_WHAT YOU NEED TO DO:_
Go through the material below and copy all lines with "HORSEPOWER".

(Records from a collection of figures)
↓

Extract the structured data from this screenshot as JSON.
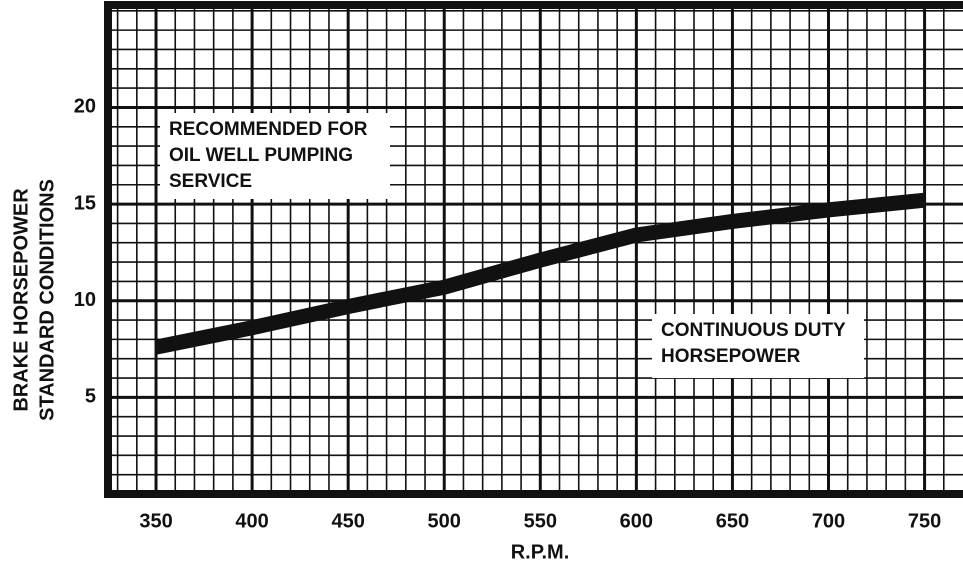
{
  "chart_data": {
    "type": "line",
    "x": [
      350,
      400,
      450,
      500,
      550,
      600,
      650,
      700,
      750
    ],
    "series": [
      {
        "name": "CONTINUOUS DUTY HORSEPOWER",
        "color": "#111111",
        "values": [
          7.6,
          8.6,
          9.7,
          10.7,
          12.1,
          13.4,
          14.1,
          14.7,
          15.2
        ]
      }
    ],
    "xlim": [
      325,
      770
    ],
    "ylim": [
      0,
      25.3
    ],
    "xticks": [
      350,
      400,
      450,
      500,
      550,
      600,
      650,
      700,
      750
    ],
    "yticks": [
      5,
      10,
      15,
      20
    ],
    "grid": true,
    "xlabel": "R.P.M.",
    "ylabel": [
      "BRAKE HORSEPOWER",
      "STANDARD CONDITIONS"
    ],
    "annotations": [
      [
        "RECOMMENDED FOR",
        "OIL WELL PUMPING",
        "SERVICE"
      ],
      [
        "CONTINUOUS DUTY",
        "HORSEPOWER"
      ]
    ]
  }
}
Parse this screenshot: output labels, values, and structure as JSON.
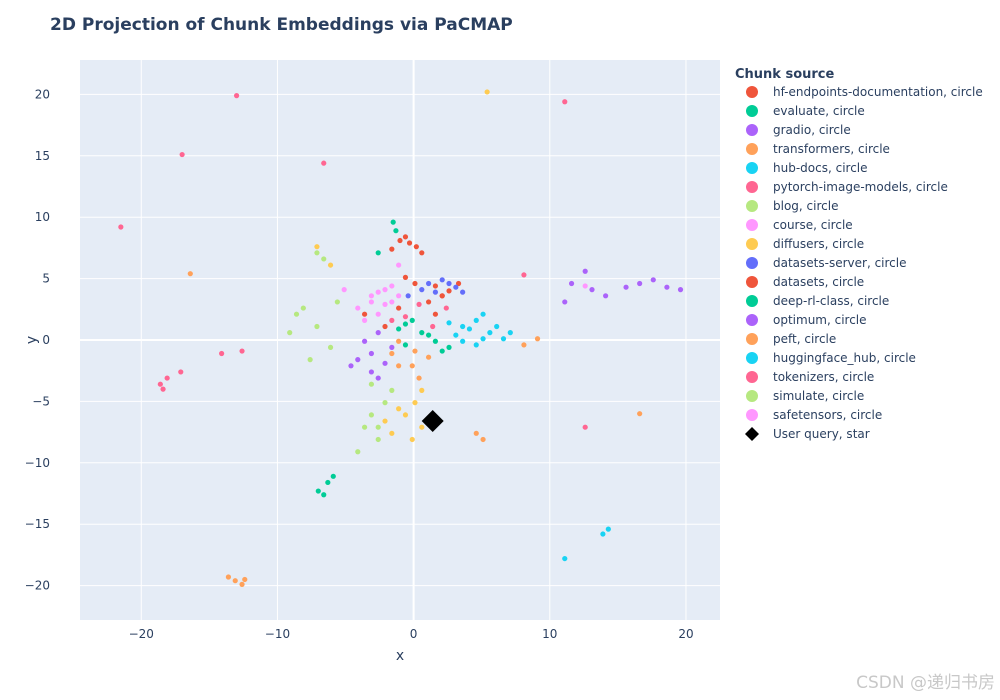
{
  "chart_data": {
    "type": "scatter",
    "title": "2D Projection of Chunk Embeddings via PaCMAP",
    "xlabel": "x",
    "ylabel": "y",
    "xlim": [
      -24.5,
      22.5
    ],
    "ylim": [
      -22.8,
      22.8
    ],
    "x_ticks": [
      -20,
      -10,
      0,
      10,
      20
    ],
    "y_ticks": [
      -20,
      -15,
      -10,
      -5,
      0,
      5,
      10,
      15,
      20
    ],
    "grid": true,
    "plot_background": "#e5ecf6",
    "legend_title": "Chunk source",
    "legend_position": "right",
    "series": [
      {
        "name": "hf-endpoints-documentation, circle",
        "color": "#EF553B",
        "symbol": "circle",
        "points": [
          [
            -0.3,
            7.9
          ],
          [
            -1.0,
            8.1
          ],
          [
            0.2,
            7.6
          ],
          [
            -0.6,
            8.4
          ],
          [
            1.6,
            4.4
          ],
          [
            2.6,
            4.0
          ],
          [
            3.3,
            4.6
          ],
          [
            -1.6,
            7.4
          ],
          [
            0.6,
            7.1
          ],
          [
            2.1,
            3.6
          ]
        ]
      },
      {
        "name": "evaluate, circle",
        "color": "#00CC96",
        "symbol": "circle",
        "points": [
          [
            -1.5,
            9.6
          ],
          [
            -1.3,
            8.9
          ],
          [
            -2.6,
            7.1
          ],
          [
            -7.0,
            -12.3
          ],
          [
            -6.3,
            -11.6
          ],
          [
            -5.9,
            -11.1
          ],
          [
            1.1,
            0.4
          ],
          [
            2.6,
            -0.6
          ],
          [
            -0.6,
            1.3
          ],
          [
            -6.6,
            -12.6
          ]
        ]
      },
      {
        "name": "gradio, circle",
        "color": "#AB63FA",
        "symbol": "circle",
        "points": [
          [
            11.6,
            4.6
          ],
          [
            12.6,
            5.6
          ],
          [
            13.1,
            4.1
          ],
          [
            14.1,
            3.6
          ],
          [
            15.6,
            4.3
          ],
          [
            16.6,
            4.6
          ],
          [
            17.6,
            4.9
          ],
          [
            18.6,
            4.3
          ],
          [
            19.6,
            4.1
          ],
          [
            11.1,
            3.1
          ],
          [
            -2.6,
            0.6
          ],
          [
            -3.1,
            -1.1
          ],
          [
            -1.6,
            -0.6
          ]
        ]
      },
      {
        "name": "transformers, circle",
        "color": "#FFA15A",
        "symbol": "circle",
        "points": [
          [
            -13.1,
            -19.6
          ],
          [
            -12.6,
            -19.9
          ],
          [
            -13.6,
            -19.3
          ],
          [
            -12.4,
            -19.5
          ],
          [
            16.6,
            -6.0
          ],
          [
            -16.4,
            5.4
          ],
          [
            4.6,
            -7.6
          ],
          [
            5.1,
            -8.1
          ],
          [
            -1.1,
            -2.1
          ],
          [
            0.4,
            -3.1
          ]
        ]
      },
      {
        "name": "hub-docs, circle",
        "color": "#19D3F3",
        "symbol": "circle",
        "points": [
          [
            13.9,
            -15.8
          ],
          [
            14.3,
            -15.4
          ],
          [
            3.6,
            1.1
          ],
          [
            4.6,
            1.6
          ],
          [
            5.6,
            0.6
          ],
          [
            2.6,
            1.4
          ],
          [
            6.6,
            0.1
          ],
          [
            11.1,
            -17.8
          ],
          [
            3.1,
            0.4
          ],
          [
            5.1,
            2.1
          ]
        ]
      },
      {
        "name": "pytorch-image-models, circle",
        "color": "#FF6692",
        "symbol": "circle",
        "points": [
          [
            -13.0,
            19.9
          ],
          [
            -17.0,
            15.1
          ],
          [
            -21.5,
            9.2
          ],
          [
            -6.6,
            14.4
          ],
          [
            11.1,
            19.4
          ],
          [
            -18.6,
            -3.6
          ],
          [
            -18.1,
            -3.1
          ],
          [
            -18.4,
            -4.0
          ],
          [
            -14.1,
            -1.1
          ],
          [
            -12.6,
            -0.9
          ],
          [
            8.1,
            5.3
          ],
          [
            12.6,
            -7.1
          ],
          [
            -17.1,
            -2.6
          ]
        ]
      },
      {
        "name": "blog, circle",
        "color": "#B6E880",
        "symbol": "circle",
        "points": [
          [
            -8.1,
            2.6
          ],
          [
            -7.1,
            1.1
          ],
          [
            -9.1,
            0.6
          ],
          [
            -6.1,
            -0.6
          ],
          [
            -7.6,
            -1.6
          ],
          [
            -5.6,
            3.1
          ],
          [
            -6.6,
            6.6
          ],
          [
            -7.1,
            7.1
          ],
          [
            -3.1,
            -3.6
          ],
          [
            -2.6,
            -7.1
          ],
          [
            -4.1,
            -9.1
          ],
          [
            -8.6,
            2.1
          ]
        ]
      },
      {
        "name": "course, circle",
        "color": "#FF97FF",
        "symbol": "circle",
        "points": [
          [
            -3.1,
            3.6
          ],
          [
            -2.1,
            4.1
          ],
          [
            -4.1,
            2.6
          ],
          [
            -1.1,
            6.1
          ],
          [
            -2.6,
            2.1
          ],
          [
            -3.6,
            1.6
          ],
          [
            -5.1,
            4.1
          ],
          [
            12.6,
            4.4
          ],
          [
            -1.6,
            3.1
          ]
        ]
      },
      {
        "name": "diffusers, circle",
        "color": "#FECB52",
        "symbol": "circle",
        "points": [
          [
            0.1,
            -5.1
          ],
          [
            -0.6,
            -6.1
          ],
          [
            0.6,
            -7.1
          ],
          [
            -1.1,
            -5.6
          ],
          [
            1.1,
            -6.6
          ],
          [
            -0.1,
            -8.1
          ],
          [
            -2.1,
            -6.6
          ],
          [
            -7.1,
            7.6
          ],
          [
            -6.1,
            6.1
          ],
          [
            5.4,
            20.2
          ],
          [
            0.6,
            -4.1
          ],
          [
            -1.6,
            -7.6
          ]
        ]
      },
      {
        "name": "datasets-server, circle",
        "color": "#636EFA",
        "symbol": "circle",
        "points": [
          [
            1.1,
            4.6
          ],
          [
            2.1,
            4.9
          ],
          [
            3.1,
            4.3
          ],
          [
            0.6,
            4.1
          ],
          [
            1.6,
            3.9
          ],
          [
            2.6,
            4.6
          ],
          [
            -0.4,
            3.6
          ],
          [
            3.6,
            3.9
          ]
        ]
      },
      {
        "name": "datasets, circle",
        "color": "#EF553B",
        "symbol": "circle",
        "points": [
          [
            1.1,
            3.1
          ],
          [
            2.1,
            3.6
          ],
          [
            -0.6,
            5.1
          ],
          [
            0.1,
            4.6
          ],
          [
            -3.6,
            2.1
          ],
          [
            -1.1,
            2.6
          ],
          [
            1.6,
            2.1
          ],
          [
            -2.1,
            1.1
          ]
        ]
      },
      {
        "name": "deep-rl-class, circle",
        "color": "#00CC96",
        "symbol": "circle",
        "points": [
          [
            -0.1,
            1.6
          ],
          [
            0.6,
            0.6
          ],
          [
            1.6,
            -0.1
          ],
          [
            -1.1,
            0.9
          ],
          [
            2.1,
            -0.9
          ],
          [
            -0.6,
            -0.4
          ]
        ]
      },
      {
        "name": "optimum, circle",
        "color": "#AB63FA",
        "symbol": "circle",
        "points": [
          [
            -4.1,
            -1.6
          ],
          [
            -3.1,
            -2.6
          ],
          [
            -2.1,
            -1.9
          ],
          [
            -3.6,
            -0.1
          ],
          [
            -4.6,
            -2.1
          ],
          [
            -2.6,
            -3.1
          ]
        ]
      },
      {
        "name": "peft, circle",
        "color": "#FFA15A",
        "symbol": "circle",
        "points": [
          [
            -1.1,
            -0.1
          ],
          [
            0.1,
            -0.9
          ],
          [
            -0.1,
            -2.1
          ],
          [
            1.1,
            -1.4
          ],
          [
            -1.6,
            -1.1
          ],
          [
            8.1,
            -0.4
          ],
          [
            9.1,
            0.1
          ]
        ]
      },
      {
        "name": "huggingface_hub, circle",
        "color": "#19D3F3",
        "symbol": "circle",
        "points": [
          [
            4.1,
            0.9
          ],
          [
            5.1,
            0.1
          ],
          [
            6.1,
            1.1
          ],
          [
            3.6,
            -0.1
          ],
          [
            4.6,
            -0.4
          ],
          [
            7.1,
            0.6
          ]
        ]
      },
      {
        "name": "tokenizers, circle",
        "color": "#FF6692",
        "symbol": "circle",
        "points": [
          [
            -0.6,
            1.9
          ],
          [
            0.4,
            2.9
          ],
          [
            -1.6,
            1.6
          ],
          [
            1.4,
            1.1
          ],
          [
            2.4,
            2.6
          ]
        ]
      },
      {
        "name": "simulate, circle",
        "color": "#B6E880",
        "symbol": "circle",
        "points": [
          [
            -2.1,
            -5.1
          ],
          [
            -3.1,
            -6.1
          ],
          [
            -1.6,
            -4.1
          ],
          [
            -2.6,
            -8.1
          ],
          [
            -3.6,
            -7.1
          ]
        ]
      },
      {
        "name": "safetensors, circle",
        "color": "#FF97FF",
        "symbol": "circle",
        "points": [
          [
            -2.6,
            3.9
          ],
          [
            -1.6,
            4.4
          ],
          [
            -3.1,
            3.1
          ],
          [
            -2.1,
            2.9
          ],
          [
            -1.1,
            3.6
          ]
        ]
      },
      {
        "name": "User query, star",
        "color": "#000000",
        "symbol": "star",
        "points": [
          [
            1.4,
            -6.6
          ]
        ]
      }
    ]
  },
  "watermark": "CSDN @递归书房"
}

↑

_RESPONSE TO THE TASK:_
        "name": "CONTINUOUS DUTY HORSEPOWER",
      "BRAKE HORSEPOWER",
        "HORSEPOWER"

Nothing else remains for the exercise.